### Exercise instructions:
Pictures aside, write out every record exactly as it appears.

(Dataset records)
* * * * * * * * *

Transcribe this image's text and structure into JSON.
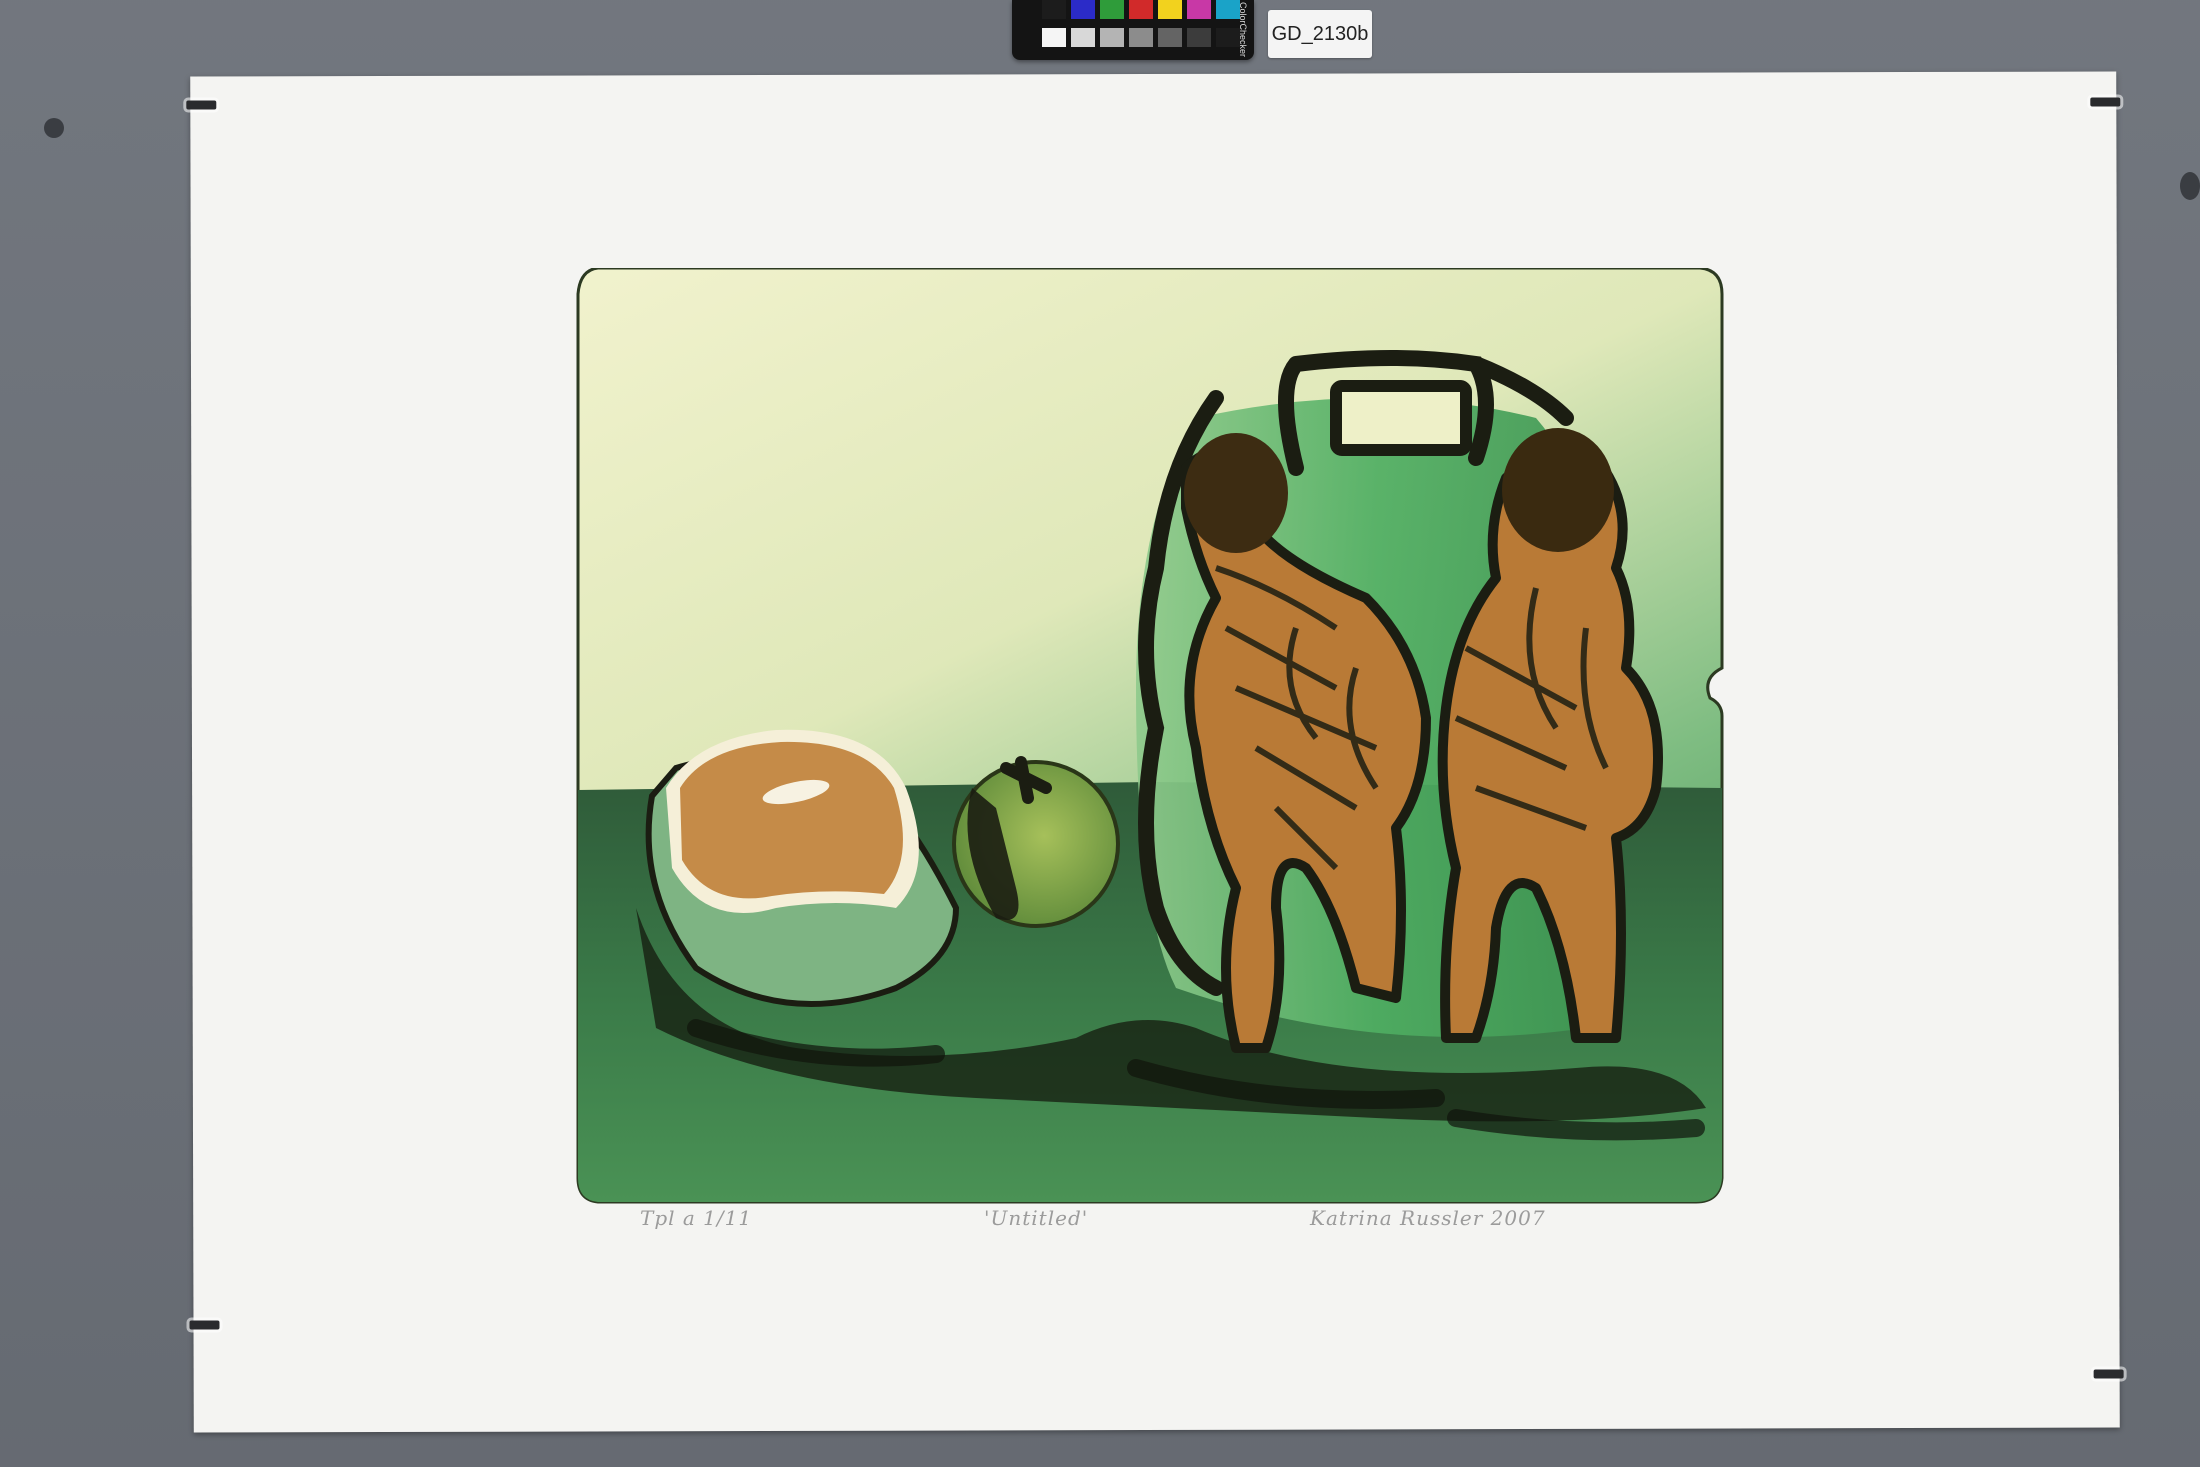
{
  "label": {
    "code": "GD_2130b"
  },
  "color_card": {
    "brand_text": "ColorChecker",
    "swatches_top": [
      "#1c1c1c",
      "#2b2bc8",
      "#2f9c3a",
      "#d12a2a",
      "#f2d21e",
      "#c838a6",
      "#1aa3c8"
    ],
    "swatches_bottom": [
      "#f5f5f5",
      "#d8d8d8",
      "#b4b4b4",
      "#8c8c8c",
      "#646464",
      "#3c3c3c",
      "#1c1c1c"
    ]
  },
  "artwork": {
    "edition": "Tpl a 1/11",
    "title": "'Untitled'",
    "signature": "Katrina Russler 2007"
  },
  "colors": {
    "background_light": "#eef0c8",
    "wall_green": "#5fa86a",
    "table_dark": "#2d5a36",
    "figure_ochre": "#b97a36",
    "ink": "#1b1d12"
  }
}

* * * * * * * * *

### The reply:
Transcribe this image's text and structure into JSON.
{
  "label": {
    "code": "GD_2130b"
  },
  "color_card": {
    "brand_text": "ColorChecker",
    "swatches_top": [
      "#1c1c1c",
      "#2b2bc8",
      "#2f9c3a",
      "#d12a2a",
      "#f2d21e",
      "#c838a6",
      "#1aa3c8"
    ],
    "swatches_bottom": [
      "#f5f5f5",
      "#d8d8d8",
      "#b4b4b4",
      "#8c8c8c",
      "#646464",
      "#3c3c3c",
      "#1c1c1c"
    ]
  },
  "artwork": {
    "edition": "Tpl a 1/11",
    "title": "'Untitled'",
    "signature": "Katrina Russler 2007"
  },
  "colors": {
    "background_light": "#eef0c8",
    "wall_green": "#5fa86a",
    "table_dark": "#2d5a36",
    "figure_ochre": "#b97a36",
    "ink": "#1b1d12"
  }
}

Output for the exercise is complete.